List each line of the data that holds the word "text".

### [Material for this exercise]
□ □ □

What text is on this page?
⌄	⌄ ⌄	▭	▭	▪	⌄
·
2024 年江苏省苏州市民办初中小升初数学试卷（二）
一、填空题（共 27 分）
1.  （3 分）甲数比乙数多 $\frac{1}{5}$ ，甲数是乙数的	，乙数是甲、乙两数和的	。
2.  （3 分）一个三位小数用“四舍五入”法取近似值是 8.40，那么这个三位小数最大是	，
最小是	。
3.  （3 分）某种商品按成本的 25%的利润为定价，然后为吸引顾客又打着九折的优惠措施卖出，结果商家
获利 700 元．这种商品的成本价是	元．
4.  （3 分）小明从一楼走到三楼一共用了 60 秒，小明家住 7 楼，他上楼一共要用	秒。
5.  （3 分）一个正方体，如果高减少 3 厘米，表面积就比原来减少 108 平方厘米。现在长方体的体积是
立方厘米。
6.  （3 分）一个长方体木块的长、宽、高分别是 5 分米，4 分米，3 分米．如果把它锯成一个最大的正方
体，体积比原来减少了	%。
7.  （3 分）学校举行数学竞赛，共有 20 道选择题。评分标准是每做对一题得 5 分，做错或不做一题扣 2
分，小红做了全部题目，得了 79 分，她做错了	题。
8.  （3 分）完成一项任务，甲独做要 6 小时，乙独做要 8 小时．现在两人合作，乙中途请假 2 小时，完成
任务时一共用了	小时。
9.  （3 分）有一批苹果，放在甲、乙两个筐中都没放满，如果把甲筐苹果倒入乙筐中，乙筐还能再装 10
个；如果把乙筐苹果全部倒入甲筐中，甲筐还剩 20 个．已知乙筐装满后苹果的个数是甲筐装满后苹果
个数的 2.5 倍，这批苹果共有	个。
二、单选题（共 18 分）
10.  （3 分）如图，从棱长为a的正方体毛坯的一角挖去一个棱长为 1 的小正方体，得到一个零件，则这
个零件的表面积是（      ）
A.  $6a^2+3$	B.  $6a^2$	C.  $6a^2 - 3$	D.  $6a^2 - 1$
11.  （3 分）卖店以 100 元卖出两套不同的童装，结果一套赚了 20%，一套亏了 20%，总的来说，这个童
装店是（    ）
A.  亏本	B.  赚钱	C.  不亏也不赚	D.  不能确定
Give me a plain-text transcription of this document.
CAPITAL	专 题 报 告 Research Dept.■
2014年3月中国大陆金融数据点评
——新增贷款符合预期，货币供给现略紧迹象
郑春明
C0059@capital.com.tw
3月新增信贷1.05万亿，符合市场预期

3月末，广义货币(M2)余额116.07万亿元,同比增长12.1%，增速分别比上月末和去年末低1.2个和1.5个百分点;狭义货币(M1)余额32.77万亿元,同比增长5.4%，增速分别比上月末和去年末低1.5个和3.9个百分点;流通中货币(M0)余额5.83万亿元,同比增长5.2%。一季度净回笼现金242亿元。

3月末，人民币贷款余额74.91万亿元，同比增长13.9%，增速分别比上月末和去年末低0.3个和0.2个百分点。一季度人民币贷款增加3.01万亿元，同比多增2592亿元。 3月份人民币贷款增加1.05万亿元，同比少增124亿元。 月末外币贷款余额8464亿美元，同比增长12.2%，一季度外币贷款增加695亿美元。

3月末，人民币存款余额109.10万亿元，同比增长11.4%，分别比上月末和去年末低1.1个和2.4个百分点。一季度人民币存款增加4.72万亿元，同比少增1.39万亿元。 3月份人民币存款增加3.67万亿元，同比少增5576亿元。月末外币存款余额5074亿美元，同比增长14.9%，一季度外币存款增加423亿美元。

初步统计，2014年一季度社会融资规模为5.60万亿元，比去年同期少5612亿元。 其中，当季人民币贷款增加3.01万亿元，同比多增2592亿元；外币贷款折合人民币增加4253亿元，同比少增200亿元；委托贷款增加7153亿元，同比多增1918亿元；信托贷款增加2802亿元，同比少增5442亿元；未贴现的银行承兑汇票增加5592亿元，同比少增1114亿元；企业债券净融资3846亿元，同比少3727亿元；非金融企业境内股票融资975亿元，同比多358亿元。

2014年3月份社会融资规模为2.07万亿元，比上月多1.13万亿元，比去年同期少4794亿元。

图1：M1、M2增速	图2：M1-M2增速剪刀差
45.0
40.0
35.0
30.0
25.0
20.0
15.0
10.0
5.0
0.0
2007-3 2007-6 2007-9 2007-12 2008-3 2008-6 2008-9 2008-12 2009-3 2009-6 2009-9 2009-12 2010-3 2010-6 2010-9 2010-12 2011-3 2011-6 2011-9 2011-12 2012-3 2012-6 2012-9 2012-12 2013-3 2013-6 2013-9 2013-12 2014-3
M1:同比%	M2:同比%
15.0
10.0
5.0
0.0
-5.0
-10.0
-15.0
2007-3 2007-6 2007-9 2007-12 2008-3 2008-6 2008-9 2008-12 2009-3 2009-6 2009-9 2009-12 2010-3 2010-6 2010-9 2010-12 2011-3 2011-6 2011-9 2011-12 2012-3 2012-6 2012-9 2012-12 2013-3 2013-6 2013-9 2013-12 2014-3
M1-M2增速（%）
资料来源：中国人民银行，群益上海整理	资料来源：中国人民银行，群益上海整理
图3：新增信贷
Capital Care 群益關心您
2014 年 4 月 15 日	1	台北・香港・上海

□ □ □

### [Written answer]
What text is on this page?
Give me a plain-text transcription of this document.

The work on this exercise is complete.